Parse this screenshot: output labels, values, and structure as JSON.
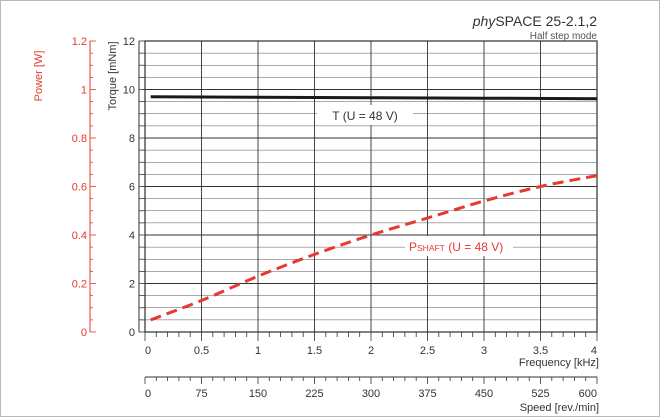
{
  "chart_data": {
    "type": "line",
    "title": {
      "italic": "phy",
      "main": "SPACE 25-2.1,2",
      "subtitle": "Half step mode"
    },
    "xaxes": [
      {
        "label": "Frequency [kHz]",
        "range": [
          0,
          4
        ],
        "ticks": [
          "0",
          "0.5",
          "1",
          "1.5",
          "2",
          "2.5",
          "3",
          "3.5",
          "4"
        ]
      },
      {
        "label": "Speed [rev./min]",
        "range": [
          0,
          600
        ],
        "ticks": [
          "0",
          "75",
          "150",
          "225",
          "300",
          "375",
          "450",
          "525",
          "600"
        ]
      }
    ],
    "yaxes": [
      {
        "label": "Power [W]",
        "color": "#e63a2e",
        "range": [
          0,
          1.2
        ],
        "ticks": [
          "0",
          "0.2",
          "0.4",
          "0.6",
          "0.8",
          "1",
          "1.2"
        ]
      },
      {
        "label": "Torque [mNm]",
        "color": "#333333",
        "range": [
          0,
          12
        ],
        "ticks": [
          "0",
          "2",
          "4",
          "6",
          "8",
          "10",
          "12"
        ]
      }
    ],
    "grid": true,
    "series": [
      {
        "name": "T (U = 48 V)",
        "axis": "torque",
        "color": "#1a1a1a",
        "style": "solid",
        "x": [
          0.05,
          1,
          2,
          3,
          4
        ],
        "y": [
          9.7,
          9.68,
          9.66,
          9.64,
          9.62
        ]
      },
      {
        "name_main": "P",
        "name_sub": "SHAFT",
        "name_rest": " (U = 48 V)",
        "axis": "power",
        "color": "#e63a2e",
        "style": "dashed",
        "x": [
          0.05,
          0.5,
          1,
          1.5,
          2,
          2.5,
          3,
          3.5,
          4
        ],
        "y": [
          0.05,
          0.13,
          0.23,
          0.32,
          0.4,
          0.47,
          0.54,
          0.6,
          0.645
        ]
      }
    ]
  }
}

######

▶ [WHAT TO PRODUCE]: Quote the data exactly, leaving every image out of the copy.

▶ [FINISHED EXERCISE]:
Parse this screenshot: output labels, values, and structure as JSON.
{
  "chart_data": {
    "type": "line",
    "title": {
      "italic": "phy",
      "main": "SPACE 25-2.1,2",
      "subtitle": "Half step mode"
    },
    "xaxes": [
      {
        "label": "Frequency [kHz]",
        "range": [
          0,
          4
        ],
        "ticks": [
          "0",
          "0.5",
          "1",
          "1.5",
          "2",
          "2.5",
          "3",
          "3.5",
          "4"
        ]
      },
      {
        "label": "Speed [rev./min]",
        "range": [
          0,
          600
        ],
        "ticks": [
          "0",
          "75",
          "150",
          "225",
          "300",
          "375",
          "450",
          "525",
          "600"
        ]
      }
    ],
    "yaxes": [
      {
        "label": "Power [W]",
        "color": "#e63a2e",
        "range": [
          0,
          1.2
        ],
        "ticks": [
          "0",
          "0.2",
          "0.4",
          "0.6",
          "0.8",
          "1",
          "1.2"
        ]
      },
      {
        "label": "Torque [mNm]",
        "color": "#333333",
        "range": [
          0,
          12
        ],
        "ticks": [
          "0",
          "2",
          "4",
          "6",
          "8",
          "10",
          "12"
        ]
      }
    ],
    "grid": true,
    "series": [
      {
        "name": "T (U = 48 V)",
        "axis": "torque",
        "color": "#1a1a1a",
        "style": "solid",
        "x": [
          0.05,
          1,
          2,
          3,
          4
        ],
        "y": [
          9.7,
          9.68,
          9.66,
          9.64,
          9.62
        ]
      },
      {
        "name_main": "P",
        "name_sub": "SHAFT",
        "name_rest": " (U = 48 V)",
        "axis": "power",
        "color": "#e63a2e",
        "style": "dashed",
        "x": [
          0.05,
          0.5,
          1,
          1.5,
          2,
          2.5,
          3,
          3.5,
          4
        ],
        "y": [
          0.05,
          0.13,
          0.23,
          0.32,
          0.4,
          0.47,
          0.54,
          0.6,
          0.645
        ]
      }
    ]
  }
}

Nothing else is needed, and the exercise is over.